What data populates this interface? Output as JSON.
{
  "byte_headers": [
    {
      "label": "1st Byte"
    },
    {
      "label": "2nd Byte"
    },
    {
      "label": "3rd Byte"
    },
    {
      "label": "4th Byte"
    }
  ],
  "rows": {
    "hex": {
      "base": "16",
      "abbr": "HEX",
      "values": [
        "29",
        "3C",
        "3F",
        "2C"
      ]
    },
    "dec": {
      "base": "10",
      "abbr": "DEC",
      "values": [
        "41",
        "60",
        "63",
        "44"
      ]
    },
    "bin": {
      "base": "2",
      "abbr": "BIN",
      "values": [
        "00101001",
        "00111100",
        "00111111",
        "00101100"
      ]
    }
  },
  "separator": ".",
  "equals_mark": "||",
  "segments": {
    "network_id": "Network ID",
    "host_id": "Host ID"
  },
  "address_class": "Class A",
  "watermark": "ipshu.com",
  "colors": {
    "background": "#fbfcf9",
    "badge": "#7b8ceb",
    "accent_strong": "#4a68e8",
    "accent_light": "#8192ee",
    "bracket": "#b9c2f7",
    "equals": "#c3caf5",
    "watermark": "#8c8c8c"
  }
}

#### STATED GOAL
From the records above, extract every entry verbatim.

#### EXERCISE RESULT
What data populates this interface? Output as JSON.
{
  "byte_headers": [
    {
      "label": "1st Byte"
    },
    {
      "label": "2nd Byte"
    },
    {
      "label": "3rd Byte"
    },
    {
      "label": "4th Byte"
    }
  ],
  "rows": {
    "hex": {
      "base": "16",
      "abbr": "HEX",
      "values": [
        "29",
        "3C",
        "3F",
        "2C"
      ]
    },
    "dec": {
      "base": "10",
      "abbr": "DEC",
      "values": [
        "41",
        "60",
        "63",
        "44"
      ]
    },
    "bin": {
      "base": "2",
      "abbr": "BIN",
      "values": [
        "00101001",
        "00111100",
        "00111111",
        "00101100"
      ]
    }
  },
  "separator": ".",
  "equals_mark": "||",
  "segments": {
    "network_id": "Network ID",
    "host_id": "Host ID"
  },
  "address_class": "Class A",
  "watermark": "ipshu.com",
  "colors": {
    "background": "#fbfcf9",
    "badge": "#7b8ceb",
    "accent_strong": "#4a68e8",
    "accent_light": "#8192ee",
    "bracket": "#b9c2f7",
    "equals": "#c3caf5",
    "watermark": "#8c8c8c"
  }
}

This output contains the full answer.